**Given entries**
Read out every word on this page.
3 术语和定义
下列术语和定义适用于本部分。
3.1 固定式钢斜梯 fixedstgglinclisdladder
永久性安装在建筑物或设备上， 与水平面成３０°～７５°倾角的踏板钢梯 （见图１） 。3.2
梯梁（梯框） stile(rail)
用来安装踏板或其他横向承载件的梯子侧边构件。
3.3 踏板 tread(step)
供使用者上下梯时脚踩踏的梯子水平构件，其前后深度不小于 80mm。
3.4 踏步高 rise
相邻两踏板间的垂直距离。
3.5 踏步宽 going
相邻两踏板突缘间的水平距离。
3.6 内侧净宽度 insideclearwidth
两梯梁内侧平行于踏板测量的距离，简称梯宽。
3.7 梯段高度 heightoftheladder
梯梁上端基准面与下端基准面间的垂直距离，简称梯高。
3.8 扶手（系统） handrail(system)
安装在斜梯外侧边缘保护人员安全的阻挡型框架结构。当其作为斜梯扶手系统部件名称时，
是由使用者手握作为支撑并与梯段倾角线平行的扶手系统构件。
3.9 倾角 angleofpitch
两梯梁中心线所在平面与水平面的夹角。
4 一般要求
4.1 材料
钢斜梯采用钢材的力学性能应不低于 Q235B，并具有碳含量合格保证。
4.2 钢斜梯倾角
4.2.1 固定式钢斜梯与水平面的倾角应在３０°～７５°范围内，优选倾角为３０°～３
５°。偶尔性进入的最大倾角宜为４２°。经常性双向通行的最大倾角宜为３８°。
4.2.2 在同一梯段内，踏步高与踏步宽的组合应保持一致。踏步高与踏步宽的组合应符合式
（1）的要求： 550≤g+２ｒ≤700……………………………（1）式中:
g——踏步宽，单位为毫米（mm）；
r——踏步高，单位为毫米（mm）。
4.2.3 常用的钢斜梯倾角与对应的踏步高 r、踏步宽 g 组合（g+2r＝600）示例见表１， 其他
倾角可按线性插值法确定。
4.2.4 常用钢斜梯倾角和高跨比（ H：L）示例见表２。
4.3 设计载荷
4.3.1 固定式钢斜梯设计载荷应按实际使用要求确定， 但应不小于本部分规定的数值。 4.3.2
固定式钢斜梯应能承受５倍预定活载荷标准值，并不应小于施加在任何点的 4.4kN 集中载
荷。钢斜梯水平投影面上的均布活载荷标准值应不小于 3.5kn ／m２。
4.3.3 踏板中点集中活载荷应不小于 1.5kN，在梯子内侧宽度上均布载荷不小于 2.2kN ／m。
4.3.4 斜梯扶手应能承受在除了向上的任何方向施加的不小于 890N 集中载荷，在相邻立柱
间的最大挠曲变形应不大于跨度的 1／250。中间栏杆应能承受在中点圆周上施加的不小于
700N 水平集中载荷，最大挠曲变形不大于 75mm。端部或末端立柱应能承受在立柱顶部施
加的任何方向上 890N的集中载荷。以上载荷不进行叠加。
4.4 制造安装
...
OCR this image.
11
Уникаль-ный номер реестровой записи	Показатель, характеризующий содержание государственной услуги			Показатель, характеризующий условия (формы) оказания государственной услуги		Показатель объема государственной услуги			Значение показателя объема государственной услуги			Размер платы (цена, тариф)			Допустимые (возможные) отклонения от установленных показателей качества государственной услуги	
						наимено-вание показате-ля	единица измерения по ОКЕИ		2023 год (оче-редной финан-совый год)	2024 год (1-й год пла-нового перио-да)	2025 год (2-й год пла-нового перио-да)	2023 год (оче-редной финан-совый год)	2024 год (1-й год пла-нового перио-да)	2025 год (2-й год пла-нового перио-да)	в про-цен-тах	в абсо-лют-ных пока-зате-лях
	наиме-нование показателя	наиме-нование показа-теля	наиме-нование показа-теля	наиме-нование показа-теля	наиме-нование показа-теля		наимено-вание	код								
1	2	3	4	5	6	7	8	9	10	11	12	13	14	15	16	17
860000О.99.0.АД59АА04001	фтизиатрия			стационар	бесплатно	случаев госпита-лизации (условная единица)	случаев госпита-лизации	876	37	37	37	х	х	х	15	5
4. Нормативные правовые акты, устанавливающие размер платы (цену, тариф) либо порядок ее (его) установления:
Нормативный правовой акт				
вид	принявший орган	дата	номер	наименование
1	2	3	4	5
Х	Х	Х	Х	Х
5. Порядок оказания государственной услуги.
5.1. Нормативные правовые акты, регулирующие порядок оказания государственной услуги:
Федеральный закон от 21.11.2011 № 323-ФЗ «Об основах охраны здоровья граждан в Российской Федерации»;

**Instruction**
Identify every line above that includes the word "this", and show those lines.

**Written answer**
Read out every word on this page.
OCR this image.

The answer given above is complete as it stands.